## THE TASK
Select each line where the word "Question" appears.

Data listing
>>>

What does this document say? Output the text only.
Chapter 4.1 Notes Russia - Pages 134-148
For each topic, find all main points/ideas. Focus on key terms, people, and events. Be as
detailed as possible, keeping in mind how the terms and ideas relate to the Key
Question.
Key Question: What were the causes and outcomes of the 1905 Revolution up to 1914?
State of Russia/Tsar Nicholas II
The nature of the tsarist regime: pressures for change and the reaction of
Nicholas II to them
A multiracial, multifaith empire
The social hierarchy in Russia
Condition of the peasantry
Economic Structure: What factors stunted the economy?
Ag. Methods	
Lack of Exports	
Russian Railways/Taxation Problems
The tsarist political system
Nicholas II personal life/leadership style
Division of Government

<<<

## WRITTEN REPLY
Question.
Key Question: What were the causes and outcomes of the 1905 Revolution up to 1914?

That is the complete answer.